Written problem: Give the data again, word for word.

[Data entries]
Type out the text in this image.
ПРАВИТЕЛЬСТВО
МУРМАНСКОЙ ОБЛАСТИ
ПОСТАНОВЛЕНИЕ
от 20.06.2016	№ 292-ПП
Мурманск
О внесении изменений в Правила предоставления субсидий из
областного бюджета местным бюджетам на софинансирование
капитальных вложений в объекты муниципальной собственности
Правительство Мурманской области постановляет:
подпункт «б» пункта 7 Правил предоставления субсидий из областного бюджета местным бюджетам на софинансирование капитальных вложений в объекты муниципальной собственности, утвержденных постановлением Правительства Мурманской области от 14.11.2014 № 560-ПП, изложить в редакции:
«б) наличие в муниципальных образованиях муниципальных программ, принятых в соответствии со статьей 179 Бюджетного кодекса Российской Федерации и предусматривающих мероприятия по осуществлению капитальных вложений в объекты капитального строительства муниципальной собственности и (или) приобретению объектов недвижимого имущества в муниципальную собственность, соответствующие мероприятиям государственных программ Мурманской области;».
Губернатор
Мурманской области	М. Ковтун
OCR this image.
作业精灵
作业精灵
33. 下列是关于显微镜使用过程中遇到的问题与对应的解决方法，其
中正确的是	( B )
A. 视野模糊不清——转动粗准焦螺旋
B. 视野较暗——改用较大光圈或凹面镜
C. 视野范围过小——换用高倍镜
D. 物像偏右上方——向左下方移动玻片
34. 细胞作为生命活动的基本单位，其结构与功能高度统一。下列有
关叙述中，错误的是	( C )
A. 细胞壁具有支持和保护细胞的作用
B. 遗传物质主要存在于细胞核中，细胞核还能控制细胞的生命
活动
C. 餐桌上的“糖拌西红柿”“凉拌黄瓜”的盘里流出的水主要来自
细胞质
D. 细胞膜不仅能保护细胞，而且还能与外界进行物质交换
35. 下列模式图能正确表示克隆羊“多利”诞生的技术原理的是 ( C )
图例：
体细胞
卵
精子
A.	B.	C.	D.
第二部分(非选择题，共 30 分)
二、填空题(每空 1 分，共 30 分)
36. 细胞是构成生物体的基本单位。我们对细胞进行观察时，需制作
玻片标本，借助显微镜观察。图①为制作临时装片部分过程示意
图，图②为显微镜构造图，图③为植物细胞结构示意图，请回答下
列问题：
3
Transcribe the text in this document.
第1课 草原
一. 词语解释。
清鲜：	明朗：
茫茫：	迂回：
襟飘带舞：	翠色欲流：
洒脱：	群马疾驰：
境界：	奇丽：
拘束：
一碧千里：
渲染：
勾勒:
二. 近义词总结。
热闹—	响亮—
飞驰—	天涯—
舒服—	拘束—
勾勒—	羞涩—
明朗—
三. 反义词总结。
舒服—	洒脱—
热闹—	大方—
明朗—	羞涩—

Task answer:
Type out the text in this image.
ПРАВИТЕЛЬСТВО
МУРМАНСКОЙ ОБЛАСТИ
ПОСТАНОВЛЕНИЕ
от 20.06.2016	№ 292-ПП
Мурманск
О внесении изменений в Правила предоставления субсидий из
областного бюджета местным бюджетам на софинансирование
капитальных вложений в объекты муниципальной собственности
Правительство Мурманской области постановляет:
подпункт «б» пункта 7 Правил предоставления субсидий из областного бюджета местным бюджетам на софинансирование капитальных вложений в объекты муниципальной собственности, утвержденных постановлением Правительства Мурманской области от 14.11.2014 № 560-ПП, изложить в редакции:
«б) наличие в муниципальных образованиях муниципальных программ, принятых в соответствии со статьей 179 Бюджетного кодекса Российской Федерации и предусматривающих мероприятия по осуществлению капитальных вложений в объекты капитального строительства муниципальной собственности и (или) приобретению объектов недвижимого имущества в муниципальную собственность, соответствующие мероприятиям государственных программ Мурманской области;».
Губернатор
Мурманской области	М. Ковтун
OCR this image.
作业精灵
作业精灵
33. 下列是关于显微镜使用过程中遇到的问题与对应的解决方法，其
中正确的是	( B )
A. 视野模糊不清——转动粗准焦螺旋
B. 视野较暗——改用较大光圈或凹面镜
C. 视野范围过小——换用高倍镜
D. 物像偏右上方——向左下方移动玻片
34. 细胞作为生命活动的基本单位，其结构与功能高度统一。下列有
关叙述中，错误的是	( C )
A. 细胞壁具有支持和保护细胞的作用
B. 遗传物质主要存在于细胞核中，细胞核还能控制细胞的生命
活动
C. 餐桌上的“糖拌西红柿”“凉拌黄瓜”的盘里流出的水主要来自
细胞质
D. 细胞膜不仅能保护细胞，而且还能与外界进行物质交换
35. 下列模式图能正确表示克隆羊“多利”诞生的技术原理的是 ( C )
图例：
体细胞
卵
精子
A.	B.	C.	D.
第二部分(非选择题，共 30 分)
二、填空题(每空 1 分，共 30 分)
36. 细胞是构成生物体的基本单位。我们对细胞进行观察时，需制作
玻片标本，借助显微镜观察。图①为制作临时装片部分过程示意
图，图②为显微镜构造图，图③为植物细胞结构示意图，请回答下
列问题：
3
Transcribe the text in this document.
第1课 草原
一. 词语解释。
清鲜：	明朗：
茫茫：	迂回：
襟飘带舞：	翠色欲流：
洒脱：	群马疾驰：
境界：	奇丽：
拘束：
一碧千里：
渲染：
勾勒:
二. 近义词总结。
热闹—	响亮—
飞驰—	天涯—
舒服—	拘束—
勾勒—	羞涩—
明朗—
三. 反义词总结。
舒服—	洒脱—
热闹—	大方—
明朗—	羞涩—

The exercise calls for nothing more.